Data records
========================================

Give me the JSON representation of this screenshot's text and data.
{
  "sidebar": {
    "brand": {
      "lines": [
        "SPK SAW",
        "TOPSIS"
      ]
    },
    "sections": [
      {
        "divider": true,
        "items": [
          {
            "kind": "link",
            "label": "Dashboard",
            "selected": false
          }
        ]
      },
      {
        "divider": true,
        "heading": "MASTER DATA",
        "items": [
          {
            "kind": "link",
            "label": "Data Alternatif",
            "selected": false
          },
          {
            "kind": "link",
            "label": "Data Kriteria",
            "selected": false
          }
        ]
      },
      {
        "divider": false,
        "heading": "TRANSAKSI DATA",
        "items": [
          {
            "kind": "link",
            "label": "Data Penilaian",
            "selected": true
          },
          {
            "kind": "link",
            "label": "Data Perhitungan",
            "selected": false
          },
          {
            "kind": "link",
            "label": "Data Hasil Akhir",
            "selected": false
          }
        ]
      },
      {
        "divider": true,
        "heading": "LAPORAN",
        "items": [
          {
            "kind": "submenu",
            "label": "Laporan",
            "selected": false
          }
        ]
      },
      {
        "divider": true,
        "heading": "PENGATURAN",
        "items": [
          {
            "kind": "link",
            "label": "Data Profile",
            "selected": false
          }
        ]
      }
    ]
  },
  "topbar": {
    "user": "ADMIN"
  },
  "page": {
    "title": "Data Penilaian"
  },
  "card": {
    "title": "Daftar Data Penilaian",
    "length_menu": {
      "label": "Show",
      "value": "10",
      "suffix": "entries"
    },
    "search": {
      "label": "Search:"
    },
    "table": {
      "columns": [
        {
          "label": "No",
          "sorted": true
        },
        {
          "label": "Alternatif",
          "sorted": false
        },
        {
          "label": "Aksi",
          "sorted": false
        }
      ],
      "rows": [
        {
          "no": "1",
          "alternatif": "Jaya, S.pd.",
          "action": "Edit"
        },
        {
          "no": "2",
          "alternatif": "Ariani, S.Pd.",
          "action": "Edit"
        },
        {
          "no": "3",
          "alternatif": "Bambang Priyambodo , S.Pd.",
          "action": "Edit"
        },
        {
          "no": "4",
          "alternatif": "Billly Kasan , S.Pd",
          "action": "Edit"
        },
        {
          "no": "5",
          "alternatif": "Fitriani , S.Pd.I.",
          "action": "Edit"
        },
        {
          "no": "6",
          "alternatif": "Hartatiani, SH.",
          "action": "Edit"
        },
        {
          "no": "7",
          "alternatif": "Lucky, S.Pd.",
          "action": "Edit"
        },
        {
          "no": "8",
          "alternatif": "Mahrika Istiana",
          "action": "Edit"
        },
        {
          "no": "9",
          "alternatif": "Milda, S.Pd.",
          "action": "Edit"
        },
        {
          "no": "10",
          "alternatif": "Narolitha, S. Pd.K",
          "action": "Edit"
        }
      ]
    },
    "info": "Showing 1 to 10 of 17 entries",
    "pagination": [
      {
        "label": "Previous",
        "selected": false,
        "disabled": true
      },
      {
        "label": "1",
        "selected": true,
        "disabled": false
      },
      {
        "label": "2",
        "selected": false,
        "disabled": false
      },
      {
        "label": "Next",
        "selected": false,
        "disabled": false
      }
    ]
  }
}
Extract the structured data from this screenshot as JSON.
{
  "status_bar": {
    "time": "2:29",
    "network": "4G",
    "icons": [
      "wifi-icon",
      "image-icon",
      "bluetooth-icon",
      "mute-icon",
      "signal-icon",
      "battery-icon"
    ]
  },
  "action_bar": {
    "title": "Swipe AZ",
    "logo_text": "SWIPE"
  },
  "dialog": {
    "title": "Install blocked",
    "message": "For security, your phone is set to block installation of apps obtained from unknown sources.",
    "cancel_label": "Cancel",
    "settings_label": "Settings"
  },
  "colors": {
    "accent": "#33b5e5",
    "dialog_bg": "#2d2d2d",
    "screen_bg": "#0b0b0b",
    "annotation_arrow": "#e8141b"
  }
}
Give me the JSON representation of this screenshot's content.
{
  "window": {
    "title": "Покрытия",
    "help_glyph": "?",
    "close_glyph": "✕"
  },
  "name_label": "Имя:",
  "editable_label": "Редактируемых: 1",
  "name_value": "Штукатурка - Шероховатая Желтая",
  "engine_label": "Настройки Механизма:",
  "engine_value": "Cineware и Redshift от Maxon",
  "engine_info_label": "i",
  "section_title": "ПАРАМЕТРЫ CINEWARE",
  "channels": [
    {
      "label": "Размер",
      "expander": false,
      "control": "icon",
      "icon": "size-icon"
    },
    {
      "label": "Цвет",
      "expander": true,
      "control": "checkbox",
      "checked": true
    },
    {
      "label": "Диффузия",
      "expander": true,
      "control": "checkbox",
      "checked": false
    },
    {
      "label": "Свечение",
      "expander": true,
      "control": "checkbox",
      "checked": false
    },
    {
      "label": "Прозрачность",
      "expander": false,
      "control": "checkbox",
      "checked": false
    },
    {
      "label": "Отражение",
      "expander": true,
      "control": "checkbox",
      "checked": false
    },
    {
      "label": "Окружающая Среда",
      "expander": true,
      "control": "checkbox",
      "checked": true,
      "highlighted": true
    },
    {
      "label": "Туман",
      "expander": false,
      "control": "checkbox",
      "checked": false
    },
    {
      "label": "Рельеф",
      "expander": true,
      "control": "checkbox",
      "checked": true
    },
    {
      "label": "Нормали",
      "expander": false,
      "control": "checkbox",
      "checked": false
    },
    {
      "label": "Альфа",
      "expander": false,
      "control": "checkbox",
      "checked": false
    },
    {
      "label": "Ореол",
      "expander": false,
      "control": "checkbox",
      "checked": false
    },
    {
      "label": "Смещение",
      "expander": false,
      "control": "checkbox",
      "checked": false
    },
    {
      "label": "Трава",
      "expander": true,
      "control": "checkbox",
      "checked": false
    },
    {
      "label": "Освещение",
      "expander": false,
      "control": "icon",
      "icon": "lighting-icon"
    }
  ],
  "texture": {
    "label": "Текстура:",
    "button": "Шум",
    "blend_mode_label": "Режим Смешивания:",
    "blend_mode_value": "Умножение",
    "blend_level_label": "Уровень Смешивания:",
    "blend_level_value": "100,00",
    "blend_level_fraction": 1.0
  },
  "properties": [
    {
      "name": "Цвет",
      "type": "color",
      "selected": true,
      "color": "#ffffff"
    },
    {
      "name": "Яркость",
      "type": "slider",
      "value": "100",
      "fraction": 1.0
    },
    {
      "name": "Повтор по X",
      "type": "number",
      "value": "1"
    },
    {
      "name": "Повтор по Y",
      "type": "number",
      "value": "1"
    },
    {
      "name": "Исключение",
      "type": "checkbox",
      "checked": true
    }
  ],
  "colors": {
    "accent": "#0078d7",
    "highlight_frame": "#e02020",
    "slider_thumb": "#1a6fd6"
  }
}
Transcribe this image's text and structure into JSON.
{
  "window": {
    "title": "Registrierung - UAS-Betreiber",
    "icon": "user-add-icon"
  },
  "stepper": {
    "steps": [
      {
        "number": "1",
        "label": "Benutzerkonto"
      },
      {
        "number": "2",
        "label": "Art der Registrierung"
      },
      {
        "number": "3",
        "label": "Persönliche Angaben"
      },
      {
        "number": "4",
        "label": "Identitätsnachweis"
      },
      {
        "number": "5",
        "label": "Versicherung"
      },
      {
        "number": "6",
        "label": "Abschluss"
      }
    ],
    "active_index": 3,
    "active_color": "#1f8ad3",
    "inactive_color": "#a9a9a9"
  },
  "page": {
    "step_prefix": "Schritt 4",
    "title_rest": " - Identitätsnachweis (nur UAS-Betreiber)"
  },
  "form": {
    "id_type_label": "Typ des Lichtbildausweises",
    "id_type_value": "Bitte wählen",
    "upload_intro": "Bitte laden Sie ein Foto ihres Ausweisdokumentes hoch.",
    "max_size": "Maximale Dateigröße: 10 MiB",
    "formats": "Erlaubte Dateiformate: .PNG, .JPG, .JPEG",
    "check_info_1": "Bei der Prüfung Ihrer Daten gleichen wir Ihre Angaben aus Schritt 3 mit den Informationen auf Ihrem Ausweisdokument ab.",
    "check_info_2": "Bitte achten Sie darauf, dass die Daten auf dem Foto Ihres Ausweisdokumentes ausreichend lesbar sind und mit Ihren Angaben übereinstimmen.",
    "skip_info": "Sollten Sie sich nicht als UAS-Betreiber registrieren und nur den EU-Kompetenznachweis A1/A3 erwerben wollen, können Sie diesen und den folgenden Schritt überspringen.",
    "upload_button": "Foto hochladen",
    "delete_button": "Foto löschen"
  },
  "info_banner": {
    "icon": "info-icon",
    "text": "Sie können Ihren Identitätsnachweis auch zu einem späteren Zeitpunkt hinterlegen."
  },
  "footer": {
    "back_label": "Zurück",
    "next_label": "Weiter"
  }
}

========================================

TASK
Give back exactly the lines from the line containing "Transcribe this image's" to the end of the entries, and no other lines.

ANSWER BELOW
Transcribe this image's text and structure into JSON.
{
  "window": {
    "title": "Registrierung - UAS-Betreiber",
    "icon": "user-add-icon"
  },
  "stepper": {
    "steps": [
      {
        "number": "1",
        "label": "Benutzerkonto"
      },
      {
        "number": "2",
        "label": "Art der Registrierung"
      },
      {
        "number": "3",
        "label": "Persönliche Angaben"
      },
      {
        "number": "4",
        "label": "Identitätsnachweis"
      },
      {
        "number": "5",
        "label": "Versicherung"
      },
      {
        "number": "6",
        "label": "Abschluss"
      }
    ],
    "active_index": 3,
    "active_color": "#1f8ad3",
    "inactive_color": "#a9a9a9"
  },
  "page": {
    "step_prefix": "Schritt 4",
    "title_rest": " - Identitätsnachweis (nur UAS-Betreiber)"
  },
  "form": {
    "id_type_label": "Typ des Lichtbildausweises",
    "id_type_value": "Bitte wählen",
    "upload_intro": "Bitte laden Sie ein Foto ihres Ausweisdokumentes hoch.",
    "max_size": "Maximale Dateigröße: 10 MiB",
    "formats": "Erlaubte Dateiformate: .PNG, .JPG, .JPEG",
    "check_info_1": "Bei der Prüfung Ihrer Daten gleichen wir Ihre Angaben aus Schritt 3 mit den Informationen auf Ihrem Ausweisdokument ab.",
    "check_info_2": "Bitte achten Sie darauf, dass die Daten auf dem Foto Ihres Ausweisdokumentes ausreichend lesbar sind und mit Ihren Angaben übereinstimmen.",
    "skip_info": "Sollten Sie sich nicht als UAS-Betreiber registrieren und nur den EU-Kompetenznachweis A1/A3 erwerben wollen, können Sie diesen und den folgenden Schritt überspringen.",
    "upload_button": "Foto hochladen",
    "delete_button": "Foto löschen"
  },
  "info_banner": {
    "icon": "info-icon",
    "text": "Sie können Ihren Identitätsnachweis auch zu einem späteren Zeitpunkt hinterlegen."
  },
  "footer": {
    "back_label": "Zurück",
    "next_label": "Weiter"
  }
}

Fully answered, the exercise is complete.